GIVEN EXERCISE: Locate the line that contains "What data populates" in the entries below. Retype it and all following lines through the final one, character for character.

Figure dataset records:
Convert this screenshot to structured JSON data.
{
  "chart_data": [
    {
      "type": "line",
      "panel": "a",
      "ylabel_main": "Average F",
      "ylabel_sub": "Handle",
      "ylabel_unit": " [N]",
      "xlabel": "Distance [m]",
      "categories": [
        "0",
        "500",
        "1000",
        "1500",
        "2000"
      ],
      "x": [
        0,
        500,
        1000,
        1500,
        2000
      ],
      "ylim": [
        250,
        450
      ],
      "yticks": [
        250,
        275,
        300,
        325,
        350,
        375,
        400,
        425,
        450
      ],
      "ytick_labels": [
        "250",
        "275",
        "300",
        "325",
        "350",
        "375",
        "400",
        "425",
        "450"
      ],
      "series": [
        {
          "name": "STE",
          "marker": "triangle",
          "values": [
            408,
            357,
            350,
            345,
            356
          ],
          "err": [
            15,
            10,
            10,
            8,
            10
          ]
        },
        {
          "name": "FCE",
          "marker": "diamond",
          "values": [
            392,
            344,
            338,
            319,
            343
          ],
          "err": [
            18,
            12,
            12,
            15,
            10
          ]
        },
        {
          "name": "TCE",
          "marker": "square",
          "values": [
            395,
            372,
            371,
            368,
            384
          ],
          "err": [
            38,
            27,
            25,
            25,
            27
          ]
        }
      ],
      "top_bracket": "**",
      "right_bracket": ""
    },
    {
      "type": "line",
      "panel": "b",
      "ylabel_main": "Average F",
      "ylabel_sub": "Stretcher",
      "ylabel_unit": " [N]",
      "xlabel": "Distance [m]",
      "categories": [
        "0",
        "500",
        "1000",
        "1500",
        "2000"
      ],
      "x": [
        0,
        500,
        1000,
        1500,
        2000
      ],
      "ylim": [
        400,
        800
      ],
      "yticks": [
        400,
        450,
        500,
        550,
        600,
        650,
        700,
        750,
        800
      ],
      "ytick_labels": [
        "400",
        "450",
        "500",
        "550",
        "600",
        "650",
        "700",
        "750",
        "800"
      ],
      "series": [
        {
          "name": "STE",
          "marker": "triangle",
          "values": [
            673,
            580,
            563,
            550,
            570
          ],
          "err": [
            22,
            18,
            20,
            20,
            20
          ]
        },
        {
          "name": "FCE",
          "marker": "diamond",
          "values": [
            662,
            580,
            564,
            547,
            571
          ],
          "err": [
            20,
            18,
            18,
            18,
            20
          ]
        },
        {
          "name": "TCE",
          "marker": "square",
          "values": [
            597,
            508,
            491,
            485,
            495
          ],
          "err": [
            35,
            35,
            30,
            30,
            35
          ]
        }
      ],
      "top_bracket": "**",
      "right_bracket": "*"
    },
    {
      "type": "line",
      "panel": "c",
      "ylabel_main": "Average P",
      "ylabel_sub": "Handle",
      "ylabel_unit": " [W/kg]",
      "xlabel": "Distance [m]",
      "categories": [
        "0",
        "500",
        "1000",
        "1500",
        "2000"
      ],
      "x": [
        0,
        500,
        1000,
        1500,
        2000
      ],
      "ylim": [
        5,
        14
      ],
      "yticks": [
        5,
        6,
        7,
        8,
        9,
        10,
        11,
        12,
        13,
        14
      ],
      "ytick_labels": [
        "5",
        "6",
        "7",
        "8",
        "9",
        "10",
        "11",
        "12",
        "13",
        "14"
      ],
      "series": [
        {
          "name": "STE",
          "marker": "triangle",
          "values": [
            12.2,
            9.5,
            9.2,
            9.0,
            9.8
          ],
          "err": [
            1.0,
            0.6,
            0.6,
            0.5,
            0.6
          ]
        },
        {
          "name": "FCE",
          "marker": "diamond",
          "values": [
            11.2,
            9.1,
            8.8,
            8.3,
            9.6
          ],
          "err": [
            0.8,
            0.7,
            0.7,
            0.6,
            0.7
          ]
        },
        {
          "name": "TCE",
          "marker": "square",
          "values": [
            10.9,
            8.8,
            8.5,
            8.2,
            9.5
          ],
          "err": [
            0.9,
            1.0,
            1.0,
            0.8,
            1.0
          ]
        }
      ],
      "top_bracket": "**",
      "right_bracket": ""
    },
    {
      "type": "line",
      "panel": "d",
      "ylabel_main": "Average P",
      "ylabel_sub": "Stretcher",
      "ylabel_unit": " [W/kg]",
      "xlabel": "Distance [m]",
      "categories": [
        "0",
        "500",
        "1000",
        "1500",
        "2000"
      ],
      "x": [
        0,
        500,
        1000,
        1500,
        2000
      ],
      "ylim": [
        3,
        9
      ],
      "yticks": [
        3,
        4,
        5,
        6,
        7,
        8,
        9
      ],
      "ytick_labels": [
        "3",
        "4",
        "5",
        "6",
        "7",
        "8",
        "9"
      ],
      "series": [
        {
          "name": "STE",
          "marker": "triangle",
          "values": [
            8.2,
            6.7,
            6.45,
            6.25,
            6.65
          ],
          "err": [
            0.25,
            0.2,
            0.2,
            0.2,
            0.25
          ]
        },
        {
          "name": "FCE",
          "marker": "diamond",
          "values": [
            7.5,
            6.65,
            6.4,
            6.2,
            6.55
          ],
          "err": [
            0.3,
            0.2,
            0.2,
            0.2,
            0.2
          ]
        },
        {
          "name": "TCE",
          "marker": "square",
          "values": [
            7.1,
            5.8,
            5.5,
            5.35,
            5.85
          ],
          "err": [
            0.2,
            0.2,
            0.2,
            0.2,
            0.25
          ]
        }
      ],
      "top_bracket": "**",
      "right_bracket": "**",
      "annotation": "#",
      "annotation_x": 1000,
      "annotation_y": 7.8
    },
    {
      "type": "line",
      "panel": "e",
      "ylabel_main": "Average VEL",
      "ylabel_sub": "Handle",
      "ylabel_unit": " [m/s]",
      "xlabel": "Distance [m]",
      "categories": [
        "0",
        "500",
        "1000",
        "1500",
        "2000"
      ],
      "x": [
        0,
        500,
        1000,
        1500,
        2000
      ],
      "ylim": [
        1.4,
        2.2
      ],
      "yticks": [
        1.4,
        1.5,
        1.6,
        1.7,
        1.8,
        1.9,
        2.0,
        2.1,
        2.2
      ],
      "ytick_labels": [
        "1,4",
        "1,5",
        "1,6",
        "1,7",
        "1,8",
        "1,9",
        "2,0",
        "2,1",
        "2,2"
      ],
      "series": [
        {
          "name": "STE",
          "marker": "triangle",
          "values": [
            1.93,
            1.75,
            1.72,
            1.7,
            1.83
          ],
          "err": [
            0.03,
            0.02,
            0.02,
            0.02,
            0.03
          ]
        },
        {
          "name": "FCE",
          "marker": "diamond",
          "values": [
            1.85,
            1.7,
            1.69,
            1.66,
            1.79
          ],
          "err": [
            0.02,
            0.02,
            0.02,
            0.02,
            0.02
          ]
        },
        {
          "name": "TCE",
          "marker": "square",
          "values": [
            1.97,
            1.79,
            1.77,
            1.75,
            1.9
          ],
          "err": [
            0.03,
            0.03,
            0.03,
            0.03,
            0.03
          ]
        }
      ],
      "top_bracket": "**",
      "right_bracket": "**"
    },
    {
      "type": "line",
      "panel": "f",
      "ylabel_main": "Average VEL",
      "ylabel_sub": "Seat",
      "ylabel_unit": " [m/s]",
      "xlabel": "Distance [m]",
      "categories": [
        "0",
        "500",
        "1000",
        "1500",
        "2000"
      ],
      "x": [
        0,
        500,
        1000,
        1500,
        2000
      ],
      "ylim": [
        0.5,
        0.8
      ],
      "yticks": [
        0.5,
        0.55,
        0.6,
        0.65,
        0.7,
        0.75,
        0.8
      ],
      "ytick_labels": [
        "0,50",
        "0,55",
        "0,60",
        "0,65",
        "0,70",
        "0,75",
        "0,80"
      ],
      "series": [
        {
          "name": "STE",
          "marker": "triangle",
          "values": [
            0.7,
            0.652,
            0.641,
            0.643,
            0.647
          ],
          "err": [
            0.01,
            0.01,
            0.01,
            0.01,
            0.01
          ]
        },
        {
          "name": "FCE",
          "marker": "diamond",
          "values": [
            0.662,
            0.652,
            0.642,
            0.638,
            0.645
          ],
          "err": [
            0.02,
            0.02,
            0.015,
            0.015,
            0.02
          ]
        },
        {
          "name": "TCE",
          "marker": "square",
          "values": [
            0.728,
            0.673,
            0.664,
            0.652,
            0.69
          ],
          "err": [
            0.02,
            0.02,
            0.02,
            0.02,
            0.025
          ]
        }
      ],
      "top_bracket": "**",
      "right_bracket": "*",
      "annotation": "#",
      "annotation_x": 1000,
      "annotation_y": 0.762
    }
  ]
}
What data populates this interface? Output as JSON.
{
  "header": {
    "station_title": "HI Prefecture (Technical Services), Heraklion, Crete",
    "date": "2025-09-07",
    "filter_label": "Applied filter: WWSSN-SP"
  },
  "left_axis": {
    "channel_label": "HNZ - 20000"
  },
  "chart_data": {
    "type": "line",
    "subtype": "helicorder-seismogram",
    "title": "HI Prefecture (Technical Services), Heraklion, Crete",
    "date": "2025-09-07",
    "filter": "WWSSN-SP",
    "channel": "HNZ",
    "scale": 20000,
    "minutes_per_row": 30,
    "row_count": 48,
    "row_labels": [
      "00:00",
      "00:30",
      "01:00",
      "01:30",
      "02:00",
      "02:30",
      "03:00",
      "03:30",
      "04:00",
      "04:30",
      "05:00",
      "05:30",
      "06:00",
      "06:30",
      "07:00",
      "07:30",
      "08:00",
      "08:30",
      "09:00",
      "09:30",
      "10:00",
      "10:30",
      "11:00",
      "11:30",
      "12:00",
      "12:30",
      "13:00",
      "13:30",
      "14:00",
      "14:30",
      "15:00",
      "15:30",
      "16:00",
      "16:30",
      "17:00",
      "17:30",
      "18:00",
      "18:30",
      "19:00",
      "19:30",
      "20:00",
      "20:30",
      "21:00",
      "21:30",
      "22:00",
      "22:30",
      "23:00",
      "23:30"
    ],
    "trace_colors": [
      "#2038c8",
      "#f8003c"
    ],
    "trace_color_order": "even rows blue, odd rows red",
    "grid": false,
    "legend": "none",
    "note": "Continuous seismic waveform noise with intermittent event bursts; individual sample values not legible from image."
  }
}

RESPONSE:
What data populates this interface? Output as JSON.
{
  "header": {
    "station_title": "HI Prefecture (Technical Services), Heraklion, Crete",
    "date": "2025-09-07",
    "filter_label": "Applied filter: WWSSN-SP"
  },
  "left_axis": {
    "channel_label": "HNZ - 20000"
  },
  "chart_data": {
    "type": "line",
    "subtype": "helicorder-seismogram",
    "title": "HI Prefecture (Technical Services), Heraklion, Crete",
    "date": "2025-09-07",
    "filter": "WWSSN-SP",
    "channel": "HNZ",
    "scale": 20000,
    "minutes_per_row": 30,
    "row_count": 48,
    "row_labels": [
      "00:00",
      "00:30",
      "01:00",
      "01:30",
      "02:00",
      "02:30",
      "03:00",
      "03:30",
      "04:00",
      "04:30",
      "05:00",
      "05:30",
      "06:00",
      "06:30",
      "07:00",
      "07:30",
      "08:00",
      "08:30",
      "09:00",
      "09:30",
      "10:00",
      "10:30",
      "11:00",
      "11:30",
      "12:00",
      "12:30",
      "13:00",
      "13:30",
      "14:00",
      "14:30",
      "15:00",
      "15:30",
      "16:00",
      "16:30",
      "17:00",
      "17:30",
      "18:00",
      "18:30",
      "19:00",
      "19:30",
      "20:00",
      "20:30",
      "21:00",
      "21:30",
      "22:00",
      "22:30",
      "23:00",
      "23:30"
    ],
    "trace_colors": [
      "#2038c8",
      "#f8003c"
    ],
    "trace_color_order": "even rows blue, odd rows red",
    "grid": false,
    "legend": "none",
    "note": "Continuous seismic waveform noise with intermittent event bursts; individual sample values not legible from image."
  }
}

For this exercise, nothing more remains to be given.